In the records below, copy without any change the lines starting with the one containing "y-tick-label: 800: [76, 117, 105, 137]" and ending with the one containing "point: [234, 156, 246, 168]", both included.

§ **Layout element entries**:
* Start *

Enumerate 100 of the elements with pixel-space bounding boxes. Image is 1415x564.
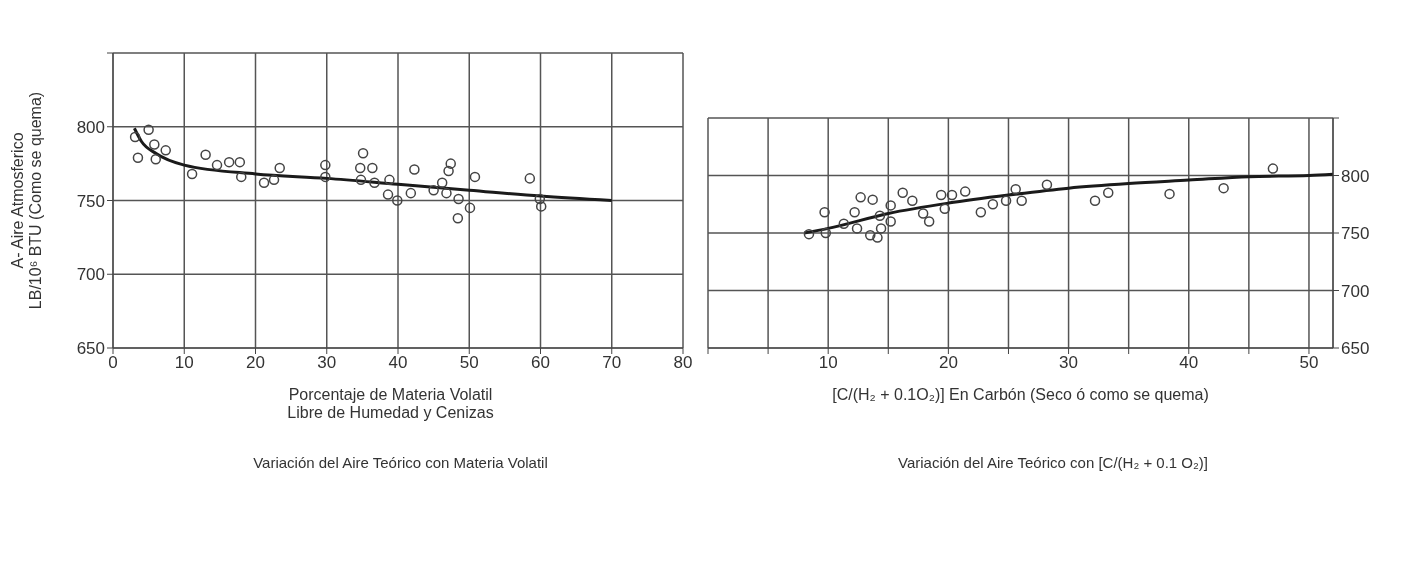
y-tick-label: 800: [76, 117, 105, 137]
point: [803, 228, 815, 240]
point: [1010, 184, 1021, 195]
point: [223, 156, 235, 168]
point: [819, 207, 830, 218]
point: [452, 212, 464, 224]
point: [885, 216, 896, 227]
x-tick-label: 50: [1299, 353, 1319, 373]
x-tick-label: 40: [388, 353, 408, 373]
x-axis-title: Porcentaje de Materia Volatil Libre de Humedad y Cenizas: [286, 386, 495, 422]
point: [935, 189, 947, 201]
point: [384, 174, 395, 186]
point: [234, 156, 246, 168]
point: [820, 227, 832, 239]
x-tick-label: 20: [246, 353, 265, 373]
point: [865, 230, 876, 241]
point: [211, 159, 223, 171]
line-series: [132, 126, 614, 202]
text: Variación del Aire Teórico con [C/(H₂ + 0.1 O₂)]: [897, 454, 1209, 471]
point: [382, 189, 394, 200]
point: [409, 164, 420, 175]
point: [160, 145, 171, 156]
point: [235, 171, 247, 183]
point: [129, 131, 141, 143]
point: [923, 216, 935, 227]
point: [917, 208, 929, 219]
point: [535, 201, 547, 212]
point: [392, 195, 403, 206]
point: [867, 194, 878, 205]
point: [453, 193, 464, 205]
point: [464, 202, 476, 214]
x-axis-title: [C/(H₂ + 0.1O₂)] En Carbón (Seco ó como se quema): [831, 386, 1210, 404]
y2-tick-label: 750: [1341, 224, 1370, 244]
x-tick-label: 30: [317, 353, 337, 373]
point: [436, 177, 448, 189]
y-axis-title: A- Aire Atmosferico LB/10⁶ BTU (Como se quema): [9, 91, 44, 310]
point: [524, 173, 536, 184]
point: [441, 187, 452, 199]
point: [875, 223, 887, 234]
point: [874, 210, 886, 222]
point: [885, 200, 896, 211]
point: [1089, 195, 1101, 207]
y2-tick-label: 800: [1341, 166, 1370, 186]
point: [1218, 182, 1229, 194]
point: [1267, 163, 1279, 174]
x-tick-label: 60: [531, 353, 550, 373]
point: [355, 174, 367, 186]
point: [469, 171, 481, 183]
point: [855, 192, 866, 203]
point: [1041, 179, 1053, 190]
y2-tick-label: 700: [1341, 281, 1370, 301]
point: [143, 124, 154, 135]
point: [1000, 195, 1012, 207]
point: [939, 203, 951, 215]
line-series: [802, 172, 1333, 235]
x-tick-label: 0: [108, 353, 118, 373]
x-tick-label: 10: [818, 353, 838, 373]
point: [445, 158, 456, 169]
point: [405, 187, 417, 199]
point: [354, 162, 366, 174]
x-tick-label: 10: [174, 353, 194, 373]
point: [1164, 188, 1175, 200]
point: [367, 162, 378, 174]
point: [443, 165, 454, 177]
point: [150, 153, 162, 165]
point: [258, 177, 270, 189]
point: [428, 184, 439, 196]
y-tick-label: 700: [76, 265, 105, 285]
x-tick-label: 30: [1059, 353, 1079, 373]
point: [897, 187, 908, 199]
point: [987, 198, 999, 210]
point: [132, 152, 144, 163]
point: [200, 149, 211, 161]
point: [907, 195, 918, 207]
x-tick-label: 40: [1179, 353, 1199, 373]
point: [186, 168, 198, 180]
point: [320, 159, 331, 171]
point: [872, 232, 883, 243]
point: [369, 177, 380, 189]
x-tick-label: 70: [602, 353, 622, 373]
point: [1016, 195, 1027, 207]
x-tick-label: 80: [673, 353, 693, 373]
y-tick-label: 750: [76, 191, 105, 211]
point: [149, 139, 160, 150]
y-tick-label: 650: [76, 339, 105, 359]
point: [1102, 187, 1114, 199]
point: [851, 223, 863, 234]
point: [274, 162, 285, 174]
point: [975, 207, 987, 218]
point: [849, 207, 860, 218]
point: [959, 186, 971, 197]
point: [534, 193, 546, 205]
x-tick-label: 20: [938, 353, 958, 373]
point: [320, 171, 331, 183]
text: Variación del Aire Teórico con Materia Volatil: [252, 454, 549, 471]
point: [357, 148, 369, 159]
point: [946, 189, 958, 201]
point: [838, 218, 850, 230]
y2-tick-label: 650: [1341, 339, 1370, 359]
point: [268, 174, 280, 186]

* End *

§ **RESULT**:
y-tick-label: 800: [76, 117, 105, 137]
point: [803, 228, 815, 240]
point: [1010, 184, 1021, 195]
point: [223, 156, 235, 168]
point: [819, 207, 830, 218]
point: [452, 212, 464, 224]
point: [885, 216, 896, 227]
x-tick-label: 50: [1299, 353, 1319, 373]
x-tick-label: 40: [388, 353, 408, 373]
x-axis-title: Porcentaje de Materia Volatil Libre de Humedad y Cenizas: [286, 386, 495, 422]
point: [935, 189, 947, 201]
point: [384, 174, 395, 186]
point: [234, 156, 246, 168]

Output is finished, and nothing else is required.